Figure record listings
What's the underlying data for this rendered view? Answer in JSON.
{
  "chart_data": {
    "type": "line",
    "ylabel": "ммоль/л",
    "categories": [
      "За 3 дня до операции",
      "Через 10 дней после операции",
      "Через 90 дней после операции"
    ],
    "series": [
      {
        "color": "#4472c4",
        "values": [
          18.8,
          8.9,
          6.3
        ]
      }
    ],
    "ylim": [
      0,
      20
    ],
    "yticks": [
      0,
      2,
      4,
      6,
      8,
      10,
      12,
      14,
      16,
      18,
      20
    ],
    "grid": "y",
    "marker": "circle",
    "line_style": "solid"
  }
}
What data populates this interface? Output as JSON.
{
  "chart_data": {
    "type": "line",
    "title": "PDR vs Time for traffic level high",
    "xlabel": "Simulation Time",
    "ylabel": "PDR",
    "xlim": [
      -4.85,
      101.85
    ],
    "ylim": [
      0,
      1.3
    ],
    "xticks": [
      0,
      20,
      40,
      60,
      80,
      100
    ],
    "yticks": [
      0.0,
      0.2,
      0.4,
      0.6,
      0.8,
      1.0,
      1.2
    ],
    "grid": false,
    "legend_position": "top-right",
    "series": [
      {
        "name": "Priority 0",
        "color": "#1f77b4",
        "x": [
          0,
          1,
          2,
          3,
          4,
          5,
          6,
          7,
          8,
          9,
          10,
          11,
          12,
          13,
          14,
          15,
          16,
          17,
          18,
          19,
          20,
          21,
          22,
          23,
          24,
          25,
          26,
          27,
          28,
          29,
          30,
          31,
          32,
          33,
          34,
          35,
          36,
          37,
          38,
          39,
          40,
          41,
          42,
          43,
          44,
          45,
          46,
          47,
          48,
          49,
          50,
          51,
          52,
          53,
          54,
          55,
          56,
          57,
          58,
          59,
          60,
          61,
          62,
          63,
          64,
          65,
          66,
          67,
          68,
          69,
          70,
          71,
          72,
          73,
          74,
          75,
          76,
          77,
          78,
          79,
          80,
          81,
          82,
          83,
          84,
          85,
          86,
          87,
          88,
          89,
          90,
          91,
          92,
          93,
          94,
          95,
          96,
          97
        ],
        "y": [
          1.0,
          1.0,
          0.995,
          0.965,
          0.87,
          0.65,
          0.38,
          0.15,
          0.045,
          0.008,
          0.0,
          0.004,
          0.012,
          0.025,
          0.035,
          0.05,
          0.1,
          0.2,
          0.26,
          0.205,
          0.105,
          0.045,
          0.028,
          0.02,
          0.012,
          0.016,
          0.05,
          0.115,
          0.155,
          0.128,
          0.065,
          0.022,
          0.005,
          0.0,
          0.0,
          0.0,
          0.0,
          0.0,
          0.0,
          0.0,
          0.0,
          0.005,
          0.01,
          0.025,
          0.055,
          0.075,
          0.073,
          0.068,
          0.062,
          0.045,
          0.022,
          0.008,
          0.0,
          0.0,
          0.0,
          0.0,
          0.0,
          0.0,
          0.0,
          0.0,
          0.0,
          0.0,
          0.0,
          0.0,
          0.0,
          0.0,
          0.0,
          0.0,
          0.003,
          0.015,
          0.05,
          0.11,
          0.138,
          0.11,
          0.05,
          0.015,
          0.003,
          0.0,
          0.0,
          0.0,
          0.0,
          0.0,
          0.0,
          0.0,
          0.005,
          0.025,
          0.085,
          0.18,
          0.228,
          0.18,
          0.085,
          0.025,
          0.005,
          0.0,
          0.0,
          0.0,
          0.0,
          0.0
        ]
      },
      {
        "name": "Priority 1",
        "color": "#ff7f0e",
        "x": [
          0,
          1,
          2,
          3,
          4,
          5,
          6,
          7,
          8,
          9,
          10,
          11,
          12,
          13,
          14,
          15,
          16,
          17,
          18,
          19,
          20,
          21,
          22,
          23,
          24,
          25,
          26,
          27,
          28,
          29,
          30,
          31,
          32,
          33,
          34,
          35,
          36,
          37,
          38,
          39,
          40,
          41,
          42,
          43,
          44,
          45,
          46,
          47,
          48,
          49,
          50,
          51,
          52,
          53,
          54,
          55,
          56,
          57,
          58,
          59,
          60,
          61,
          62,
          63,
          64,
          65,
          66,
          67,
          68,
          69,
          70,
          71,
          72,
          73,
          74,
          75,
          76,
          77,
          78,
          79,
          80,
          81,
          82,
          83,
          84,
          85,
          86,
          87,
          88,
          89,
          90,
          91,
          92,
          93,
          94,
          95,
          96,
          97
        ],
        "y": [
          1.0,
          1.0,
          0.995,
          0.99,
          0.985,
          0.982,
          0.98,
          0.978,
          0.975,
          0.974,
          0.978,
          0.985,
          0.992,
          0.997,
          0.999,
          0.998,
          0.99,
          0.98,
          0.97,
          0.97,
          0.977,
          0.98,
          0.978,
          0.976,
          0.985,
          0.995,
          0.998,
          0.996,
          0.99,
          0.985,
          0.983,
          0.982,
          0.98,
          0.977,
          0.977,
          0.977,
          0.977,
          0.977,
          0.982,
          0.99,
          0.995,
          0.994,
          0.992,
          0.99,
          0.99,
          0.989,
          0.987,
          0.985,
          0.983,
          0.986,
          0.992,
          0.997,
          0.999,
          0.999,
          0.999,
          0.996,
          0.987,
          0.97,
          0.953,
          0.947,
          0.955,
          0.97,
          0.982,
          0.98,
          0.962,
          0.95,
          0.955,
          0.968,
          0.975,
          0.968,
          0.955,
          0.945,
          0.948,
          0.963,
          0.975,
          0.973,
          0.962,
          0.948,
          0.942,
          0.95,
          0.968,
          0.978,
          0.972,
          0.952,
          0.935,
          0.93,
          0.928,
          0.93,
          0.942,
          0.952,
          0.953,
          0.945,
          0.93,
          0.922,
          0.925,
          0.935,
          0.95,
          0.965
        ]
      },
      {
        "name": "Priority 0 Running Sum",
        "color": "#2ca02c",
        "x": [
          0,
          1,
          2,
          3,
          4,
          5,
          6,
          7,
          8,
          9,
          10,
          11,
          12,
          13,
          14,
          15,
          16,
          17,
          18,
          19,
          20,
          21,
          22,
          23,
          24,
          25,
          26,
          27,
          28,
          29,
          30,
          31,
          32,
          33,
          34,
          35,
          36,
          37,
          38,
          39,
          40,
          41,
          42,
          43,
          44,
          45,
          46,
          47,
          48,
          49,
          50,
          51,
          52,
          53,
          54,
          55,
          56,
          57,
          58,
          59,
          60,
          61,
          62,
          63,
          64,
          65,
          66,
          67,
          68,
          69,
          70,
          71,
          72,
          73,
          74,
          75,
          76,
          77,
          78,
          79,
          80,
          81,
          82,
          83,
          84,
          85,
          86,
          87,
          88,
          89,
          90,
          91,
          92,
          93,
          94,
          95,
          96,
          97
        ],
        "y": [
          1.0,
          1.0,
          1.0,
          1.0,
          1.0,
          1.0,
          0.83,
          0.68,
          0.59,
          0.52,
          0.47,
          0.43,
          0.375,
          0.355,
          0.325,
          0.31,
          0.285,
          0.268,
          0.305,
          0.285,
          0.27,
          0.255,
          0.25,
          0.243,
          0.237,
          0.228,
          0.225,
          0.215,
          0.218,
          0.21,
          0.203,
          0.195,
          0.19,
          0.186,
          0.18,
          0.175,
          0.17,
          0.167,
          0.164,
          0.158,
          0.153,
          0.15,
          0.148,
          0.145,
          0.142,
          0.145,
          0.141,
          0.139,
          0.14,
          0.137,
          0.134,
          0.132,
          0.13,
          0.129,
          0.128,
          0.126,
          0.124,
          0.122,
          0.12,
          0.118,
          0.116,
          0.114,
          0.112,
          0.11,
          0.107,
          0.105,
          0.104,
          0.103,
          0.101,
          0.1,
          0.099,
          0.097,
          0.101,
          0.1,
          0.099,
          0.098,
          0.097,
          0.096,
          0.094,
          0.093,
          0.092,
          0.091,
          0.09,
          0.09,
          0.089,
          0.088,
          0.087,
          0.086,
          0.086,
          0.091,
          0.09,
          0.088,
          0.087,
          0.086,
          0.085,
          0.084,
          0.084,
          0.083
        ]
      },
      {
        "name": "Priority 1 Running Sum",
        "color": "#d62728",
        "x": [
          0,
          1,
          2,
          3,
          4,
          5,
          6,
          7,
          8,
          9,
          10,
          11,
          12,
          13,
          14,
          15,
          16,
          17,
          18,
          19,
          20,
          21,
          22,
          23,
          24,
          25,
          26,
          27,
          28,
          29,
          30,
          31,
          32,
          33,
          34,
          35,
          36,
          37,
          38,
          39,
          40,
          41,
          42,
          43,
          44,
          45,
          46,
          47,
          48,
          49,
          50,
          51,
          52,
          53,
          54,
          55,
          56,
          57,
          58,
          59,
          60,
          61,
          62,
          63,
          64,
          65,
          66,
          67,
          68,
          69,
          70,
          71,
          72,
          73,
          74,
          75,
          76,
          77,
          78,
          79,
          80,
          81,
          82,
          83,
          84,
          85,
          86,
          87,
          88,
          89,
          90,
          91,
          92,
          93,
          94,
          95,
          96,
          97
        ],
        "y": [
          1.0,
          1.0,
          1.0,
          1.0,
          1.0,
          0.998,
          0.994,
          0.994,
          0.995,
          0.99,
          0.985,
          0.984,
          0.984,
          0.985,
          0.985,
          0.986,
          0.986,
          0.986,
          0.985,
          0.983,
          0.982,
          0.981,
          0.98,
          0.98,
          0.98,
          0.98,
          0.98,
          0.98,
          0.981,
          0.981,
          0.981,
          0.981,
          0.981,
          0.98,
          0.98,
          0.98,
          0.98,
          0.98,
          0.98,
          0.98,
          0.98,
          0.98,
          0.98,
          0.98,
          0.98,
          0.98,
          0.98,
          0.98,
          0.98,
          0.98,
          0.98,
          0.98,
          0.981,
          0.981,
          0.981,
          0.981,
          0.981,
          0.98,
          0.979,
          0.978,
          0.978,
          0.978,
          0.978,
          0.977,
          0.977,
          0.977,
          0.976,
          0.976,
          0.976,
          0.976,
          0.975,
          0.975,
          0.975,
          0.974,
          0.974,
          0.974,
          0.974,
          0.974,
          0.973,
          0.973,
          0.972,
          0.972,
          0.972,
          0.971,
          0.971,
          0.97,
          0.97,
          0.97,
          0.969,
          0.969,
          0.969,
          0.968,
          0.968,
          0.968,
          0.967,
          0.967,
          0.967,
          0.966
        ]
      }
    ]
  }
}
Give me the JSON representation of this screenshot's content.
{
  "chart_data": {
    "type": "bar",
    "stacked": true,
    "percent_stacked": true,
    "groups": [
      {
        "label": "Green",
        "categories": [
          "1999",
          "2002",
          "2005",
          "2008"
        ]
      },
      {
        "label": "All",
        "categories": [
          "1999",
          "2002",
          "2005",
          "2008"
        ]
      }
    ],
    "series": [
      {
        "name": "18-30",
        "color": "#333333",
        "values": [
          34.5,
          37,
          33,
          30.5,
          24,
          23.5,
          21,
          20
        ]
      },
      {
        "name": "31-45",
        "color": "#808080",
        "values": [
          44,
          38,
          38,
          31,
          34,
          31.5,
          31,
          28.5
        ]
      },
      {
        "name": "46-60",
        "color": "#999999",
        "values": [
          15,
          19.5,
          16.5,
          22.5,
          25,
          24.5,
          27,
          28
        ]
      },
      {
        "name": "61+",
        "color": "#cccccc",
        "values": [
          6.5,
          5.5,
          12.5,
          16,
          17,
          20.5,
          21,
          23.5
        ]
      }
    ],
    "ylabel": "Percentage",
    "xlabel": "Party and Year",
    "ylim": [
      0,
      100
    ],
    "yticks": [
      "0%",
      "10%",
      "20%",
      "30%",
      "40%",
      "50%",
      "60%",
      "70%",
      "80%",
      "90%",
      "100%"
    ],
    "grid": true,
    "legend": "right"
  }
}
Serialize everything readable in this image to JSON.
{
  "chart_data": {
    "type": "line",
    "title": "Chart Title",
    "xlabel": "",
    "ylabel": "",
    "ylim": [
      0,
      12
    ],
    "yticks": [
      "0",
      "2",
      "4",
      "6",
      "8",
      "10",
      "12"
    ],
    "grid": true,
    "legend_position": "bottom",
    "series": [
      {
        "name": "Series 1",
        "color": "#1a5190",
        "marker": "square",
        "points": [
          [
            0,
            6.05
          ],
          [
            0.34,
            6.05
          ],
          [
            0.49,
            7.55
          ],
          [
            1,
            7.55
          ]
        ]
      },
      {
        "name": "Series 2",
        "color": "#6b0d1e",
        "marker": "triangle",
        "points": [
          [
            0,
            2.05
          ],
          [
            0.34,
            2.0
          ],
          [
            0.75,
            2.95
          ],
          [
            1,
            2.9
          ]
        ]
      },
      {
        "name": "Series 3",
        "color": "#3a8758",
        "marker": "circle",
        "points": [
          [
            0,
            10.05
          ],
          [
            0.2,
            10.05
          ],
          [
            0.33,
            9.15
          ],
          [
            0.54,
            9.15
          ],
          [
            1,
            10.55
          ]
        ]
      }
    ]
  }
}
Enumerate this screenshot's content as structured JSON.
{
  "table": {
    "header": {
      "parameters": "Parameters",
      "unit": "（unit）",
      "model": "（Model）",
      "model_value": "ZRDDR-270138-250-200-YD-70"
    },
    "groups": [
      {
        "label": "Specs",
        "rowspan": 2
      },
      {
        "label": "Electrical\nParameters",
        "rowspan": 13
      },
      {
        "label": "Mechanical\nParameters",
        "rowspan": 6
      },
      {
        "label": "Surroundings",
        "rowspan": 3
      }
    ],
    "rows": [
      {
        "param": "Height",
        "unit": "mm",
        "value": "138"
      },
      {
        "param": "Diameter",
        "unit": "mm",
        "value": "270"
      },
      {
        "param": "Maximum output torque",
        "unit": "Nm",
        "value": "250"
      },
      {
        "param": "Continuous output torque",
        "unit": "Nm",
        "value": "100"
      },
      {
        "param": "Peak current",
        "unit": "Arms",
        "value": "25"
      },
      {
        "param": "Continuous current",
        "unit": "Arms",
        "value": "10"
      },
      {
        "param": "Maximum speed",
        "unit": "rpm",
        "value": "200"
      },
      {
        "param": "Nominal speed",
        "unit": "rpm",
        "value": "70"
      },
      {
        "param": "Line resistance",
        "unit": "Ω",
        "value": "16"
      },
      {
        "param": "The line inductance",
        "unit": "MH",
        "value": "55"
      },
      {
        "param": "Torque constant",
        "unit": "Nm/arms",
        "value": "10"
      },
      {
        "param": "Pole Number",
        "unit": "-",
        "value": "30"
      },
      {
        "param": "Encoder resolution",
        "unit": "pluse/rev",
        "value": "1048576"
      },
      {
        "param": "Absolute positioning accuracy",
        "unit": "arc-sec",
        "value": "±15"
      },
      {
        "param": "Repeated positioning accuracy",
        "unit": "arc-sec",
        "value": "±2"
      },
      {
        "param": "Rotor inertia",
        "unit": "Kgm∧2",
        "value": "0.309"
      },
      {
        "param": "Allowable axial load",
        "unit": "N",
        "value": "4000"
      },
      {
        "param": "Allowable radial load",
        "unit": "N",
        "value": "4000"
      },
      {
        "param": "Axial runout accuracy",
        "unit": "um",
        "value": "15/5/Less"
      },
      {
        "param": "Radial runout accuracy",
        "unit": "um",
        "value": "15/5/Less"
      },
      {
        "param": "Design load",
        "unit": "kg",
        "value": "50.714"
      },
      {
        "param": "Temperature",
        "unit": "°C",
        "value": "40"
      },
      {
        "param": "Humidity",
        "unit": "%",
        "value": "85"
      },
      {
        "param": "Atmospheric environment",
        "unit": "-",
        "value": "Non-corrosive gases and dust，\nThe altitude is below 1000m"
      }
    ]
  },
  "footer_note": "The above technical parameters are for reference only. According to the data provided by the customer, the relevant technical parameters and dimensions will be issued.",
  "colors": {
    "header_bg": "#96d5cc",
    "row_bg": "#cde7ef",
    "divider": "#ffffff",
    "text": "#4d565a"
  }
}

Problem statement: Pick out, from the lines above, every one that contains the string "true".

The reply:
    "stacked": true,
    "percent_stacked": true,
    "grid": true,
    "grid": true,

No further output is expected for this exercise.